Task requirements: Pull every line containing "temperatures" from the entries.

-- Start of Material to process --

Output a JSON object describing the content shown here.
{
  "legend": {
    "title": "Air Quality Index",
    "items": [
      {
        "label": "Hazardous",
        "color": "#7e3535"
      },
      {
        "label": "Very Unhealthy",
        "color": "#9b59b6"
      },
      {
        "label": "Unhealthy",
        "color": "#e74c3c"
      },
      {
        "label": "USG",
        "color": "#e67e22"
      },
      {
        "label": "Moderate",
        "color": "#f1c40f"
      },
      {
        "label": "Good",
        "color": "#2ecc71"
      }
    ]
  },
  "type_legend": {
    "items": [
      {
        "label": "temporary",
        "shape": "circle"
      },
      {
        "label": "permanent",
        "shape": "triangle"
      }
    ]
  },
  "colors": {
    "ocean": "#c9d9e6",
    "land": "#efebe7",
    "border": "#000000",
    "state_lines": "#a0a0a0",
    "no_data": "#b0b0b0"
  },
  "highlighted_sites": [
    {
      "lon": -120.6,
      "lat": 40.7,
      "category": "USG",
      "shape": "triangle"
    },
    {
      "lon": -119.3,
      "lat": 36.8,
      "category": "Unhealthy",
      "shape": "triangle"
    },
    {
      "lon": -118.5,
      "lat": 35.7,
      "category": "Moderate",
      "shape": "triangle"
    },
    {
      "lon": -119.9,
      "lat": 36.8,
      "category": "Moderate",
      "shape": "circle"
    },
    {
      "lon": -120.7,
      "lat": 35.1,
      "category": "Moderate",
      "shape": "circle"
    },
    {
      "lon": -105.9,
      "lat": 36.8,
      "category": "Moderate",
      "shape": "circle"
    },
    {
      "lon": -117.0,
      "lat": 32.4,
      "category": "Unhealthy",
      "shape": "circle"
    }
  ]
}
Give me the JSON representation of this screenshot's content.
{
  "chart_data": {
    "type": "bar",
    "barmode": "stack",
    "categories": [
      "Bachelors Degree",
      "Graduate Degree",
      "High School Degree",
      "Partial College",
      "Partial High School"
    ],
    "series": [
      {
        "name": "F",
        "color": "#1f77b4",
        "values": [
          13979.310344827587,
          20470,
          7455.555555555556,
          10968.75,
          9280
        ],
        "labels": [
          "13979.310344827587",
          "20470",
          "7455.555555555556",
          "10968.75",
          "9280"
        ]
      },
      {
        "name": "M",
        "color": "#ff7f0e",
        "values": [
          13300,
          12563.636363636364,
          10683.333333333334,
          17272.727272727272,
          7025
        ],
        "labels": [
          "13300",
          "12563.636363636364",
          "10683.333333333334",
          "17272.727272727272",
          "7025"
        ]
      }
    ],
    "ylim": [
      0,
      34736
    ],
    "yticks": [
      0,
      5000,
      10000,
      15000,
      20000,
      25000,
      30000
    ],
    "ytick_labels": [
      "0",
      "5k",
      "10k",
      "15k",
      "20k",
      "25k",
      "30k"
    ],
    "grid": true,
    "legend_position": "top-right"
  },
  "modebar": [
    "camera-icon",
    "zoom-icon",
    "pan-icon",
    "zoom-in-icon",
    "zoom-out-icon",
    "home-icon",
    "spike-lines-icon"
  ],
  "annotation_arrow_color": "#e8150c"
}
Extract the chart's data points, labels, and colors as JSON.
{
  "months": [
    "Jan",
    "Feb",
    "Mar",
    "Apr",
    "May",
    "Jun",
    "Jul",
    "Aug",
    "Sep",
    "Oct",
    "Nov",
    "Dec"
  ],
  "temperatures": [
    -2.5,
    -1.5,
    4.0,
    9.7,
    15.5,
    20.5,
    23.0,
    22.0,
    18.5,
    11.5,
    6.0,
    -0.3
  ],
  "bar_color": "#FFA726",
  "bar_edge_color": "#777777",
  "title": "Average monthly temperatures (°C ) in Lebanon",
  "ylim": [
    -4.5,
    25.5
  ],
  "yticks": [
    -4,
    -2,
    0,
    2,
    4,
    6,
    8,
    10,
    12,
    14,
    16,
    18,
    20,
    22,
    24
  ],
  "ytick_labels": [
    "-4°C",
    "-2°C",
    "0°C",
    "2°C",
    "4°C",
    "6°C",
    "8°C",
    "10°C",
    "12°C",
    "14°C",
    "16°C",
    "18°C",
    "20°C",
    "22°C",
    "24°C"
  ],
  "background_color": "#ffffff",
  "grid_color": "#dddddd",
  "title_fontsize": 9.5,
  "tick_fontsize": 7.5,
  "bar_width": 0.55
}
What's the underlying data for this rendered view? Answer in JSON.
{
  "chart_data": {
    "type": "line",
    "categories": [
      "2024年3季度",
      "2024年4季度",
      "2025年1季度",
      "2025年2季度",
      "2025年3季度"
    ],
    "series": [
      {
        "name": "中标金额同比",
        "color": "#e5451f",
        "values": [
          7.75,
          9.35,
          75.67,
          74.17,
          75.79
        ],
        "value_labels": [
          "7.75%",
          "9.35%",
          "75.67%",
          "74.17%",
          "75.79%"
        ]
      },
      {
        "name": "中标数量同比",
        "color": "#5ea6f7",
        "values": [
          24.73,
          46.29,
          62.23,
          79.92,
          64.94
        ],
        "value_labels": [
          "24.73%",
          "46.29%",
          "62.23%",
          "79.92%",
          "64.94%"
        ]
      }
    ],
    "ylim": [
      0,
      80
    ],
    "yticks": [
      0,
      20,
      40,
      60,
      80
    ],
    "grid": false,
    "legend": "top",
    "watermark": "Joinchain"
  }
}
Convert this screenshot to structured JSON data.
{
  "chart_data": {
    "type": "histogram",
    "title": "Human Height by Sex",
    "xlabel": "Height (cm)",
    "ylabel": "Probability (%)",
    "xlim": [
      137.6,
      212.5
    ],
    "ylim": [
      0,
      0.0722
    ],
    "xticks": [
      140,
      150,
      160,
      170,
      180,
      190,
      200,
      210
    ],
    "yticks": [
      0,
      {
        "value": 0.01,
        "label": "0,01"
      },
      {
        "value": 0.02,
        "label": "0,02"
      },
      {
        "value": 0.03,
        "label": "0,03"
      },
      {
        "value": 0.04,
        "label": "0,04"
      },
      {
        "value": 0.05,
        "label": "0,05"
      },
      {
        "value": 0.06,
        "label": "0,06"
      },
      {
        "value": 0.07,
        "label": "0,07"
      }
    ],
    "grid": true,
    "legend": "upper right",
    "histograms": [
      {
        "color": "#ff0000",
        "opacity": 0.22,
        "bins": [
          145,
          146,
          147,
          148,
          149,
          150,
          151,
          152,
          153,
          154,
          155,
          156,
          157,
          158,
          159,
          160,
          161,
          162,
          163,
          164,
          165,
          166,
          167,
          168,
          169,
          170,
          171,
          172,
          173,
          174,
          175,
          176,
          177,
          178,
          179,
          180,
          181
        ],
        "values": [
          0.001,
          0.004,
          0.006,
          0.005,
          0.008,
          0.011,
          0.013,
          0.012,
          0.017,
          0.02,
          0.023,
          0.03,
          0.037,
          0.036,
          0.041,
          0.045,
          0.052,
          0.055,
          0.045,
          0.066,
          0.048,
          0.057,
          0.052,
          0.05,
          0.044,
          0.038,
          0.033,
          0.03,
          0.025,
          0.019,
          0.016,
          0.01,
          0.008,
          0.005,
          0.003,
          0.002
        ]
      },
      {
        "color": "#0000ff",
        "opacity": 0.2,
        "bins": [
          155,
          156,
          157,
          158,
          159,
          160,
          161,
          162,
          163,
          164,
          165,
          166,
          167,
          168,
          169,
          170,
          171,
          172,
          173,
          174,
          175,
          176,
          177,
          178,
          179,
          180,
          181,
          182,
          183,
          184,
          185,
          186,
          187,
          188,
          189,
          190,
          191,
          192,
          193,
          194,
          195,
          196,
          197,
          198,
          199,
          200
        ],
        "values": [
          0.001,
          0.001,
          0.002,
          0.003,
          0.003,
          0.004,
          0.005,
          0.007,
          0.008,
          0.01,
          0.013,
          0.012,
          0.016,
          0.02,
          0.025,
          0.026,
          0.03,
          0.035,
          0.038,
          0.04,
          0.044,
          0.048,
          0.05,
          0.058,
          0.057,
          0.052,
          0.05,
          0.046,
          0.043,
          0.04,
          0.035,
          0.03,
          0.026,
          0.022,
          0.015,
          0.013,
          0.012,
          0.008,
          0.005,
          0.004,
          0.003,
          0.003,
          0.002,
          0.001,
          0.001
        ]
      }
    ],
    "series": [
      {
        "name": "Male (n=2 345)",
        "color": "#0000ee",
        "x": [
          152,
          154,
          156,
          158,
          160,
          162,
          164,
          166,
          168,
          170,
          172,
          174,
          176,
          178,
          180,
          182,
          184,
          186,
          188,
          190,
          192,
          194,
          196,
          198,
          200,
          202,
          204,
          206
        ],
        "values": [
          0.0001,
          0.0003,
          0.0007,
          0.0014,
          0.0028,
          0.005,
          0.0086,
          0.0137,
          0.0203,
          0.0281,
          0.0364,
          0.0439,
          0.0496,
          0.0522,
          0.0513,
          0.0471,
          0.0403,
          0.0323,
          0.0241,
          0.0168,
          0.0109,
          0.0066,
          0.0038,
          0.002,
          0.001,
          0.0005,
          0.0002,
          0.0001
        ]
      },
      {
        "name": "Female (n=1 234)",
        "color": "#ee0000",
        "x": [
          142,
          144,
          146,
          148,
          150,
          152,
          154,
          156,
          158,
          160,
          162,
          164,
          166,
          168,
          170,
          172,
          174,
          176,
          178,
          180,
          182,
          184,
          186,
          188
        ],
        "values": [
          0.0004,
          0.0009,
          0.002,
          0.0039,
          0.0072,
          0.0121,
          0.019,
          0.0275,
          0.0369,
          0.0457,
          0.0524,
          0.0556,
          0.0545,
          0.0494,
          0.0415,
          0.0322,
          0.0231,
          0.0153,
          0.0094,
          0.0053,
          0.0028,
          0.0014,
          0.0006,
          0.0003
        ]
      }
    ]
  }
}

-- End of Material to process --

Full solution:
  "temperatures": [
  "title": "Average monthly temperatures (°C ) in Lebanon",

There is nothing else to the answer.